* _Description of the task_: All of the data below must be repeated exactly.

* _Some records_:
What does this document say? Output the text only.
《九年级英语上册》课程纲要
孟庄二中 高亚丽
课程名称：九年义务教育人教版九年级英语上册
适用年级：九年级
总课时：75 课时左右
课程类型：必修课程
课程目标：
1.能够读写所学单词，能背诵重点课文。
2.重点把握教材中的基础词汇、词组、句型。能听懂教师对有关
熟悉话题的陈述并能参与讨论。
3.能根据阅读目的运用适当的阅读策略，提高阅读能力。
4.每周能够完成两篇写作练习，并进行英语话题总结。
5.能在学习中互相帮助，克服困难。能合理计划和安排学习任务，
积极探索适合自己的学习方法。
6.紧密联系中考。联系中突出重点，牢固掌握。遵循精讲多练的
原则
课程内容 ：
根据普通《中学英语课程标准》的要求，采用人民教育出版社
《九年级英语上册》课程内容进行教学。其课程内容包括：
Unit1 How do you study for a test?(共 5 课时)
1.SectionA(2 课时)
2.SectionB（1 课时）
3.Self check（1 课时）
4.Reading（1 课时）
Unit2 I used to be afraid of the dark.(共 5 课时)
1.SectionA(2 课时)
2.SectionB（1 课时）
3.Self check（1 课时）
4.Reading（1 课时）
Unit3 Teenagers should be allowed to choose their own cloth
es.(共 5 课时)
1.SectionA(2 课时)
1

* _Answer for this exercise_:
What does this document say? Output the text only.
《九年级英语上册》课程纲要
孟庄二中 高亚丽
课程名称：九年义务教育人教版九年级英语上册
适用年级：九年级
总课时：75 课时左右
课程类型：必修课程
课程目标：
1.能够读写所学单词，能背诵重点课文。
2.重点把握教材中的基础词汇、词组、句型。能听懂教师对有关
熟悉话题的陈述并能参与讨论。
3.能根据阅读目的运用适当的阅读策略，提高阅读能力。
4.每周能够完成两篇写作练习，并进行英语话题总结。
5.能在学习中互相帮助，克服困难。能合理计划和安排学习任务，
积极探索适合自己的学习方法。
6.紧密联系中考。联系中突出重点，牢固掌握。遵循精讲多练的
原则
课程内容 ：
根据普通《中学英语课程标准》的要求，采用人民教育出版社
《九年级英语上册》课程内容进行教学。其课程内容包括：
Unit1 How do you study for a test?(共 5 课时)
1.SectionA(2 课时)
2.SectionB（1 课时）
3.Self check（1 课时）
4.Reading（1 课时）
Unit2 I used to be afraid of the dark.(共 5 课时)
1.SectionA(2 课时)
2.SectionB（1 课时）
3.Self check（1 课时）
4.Reading（1 课时）
Unit3 Teenagers should be allowed to choose their own cloth
es.(共 5 课时)
1.SectionA(2 课时)
1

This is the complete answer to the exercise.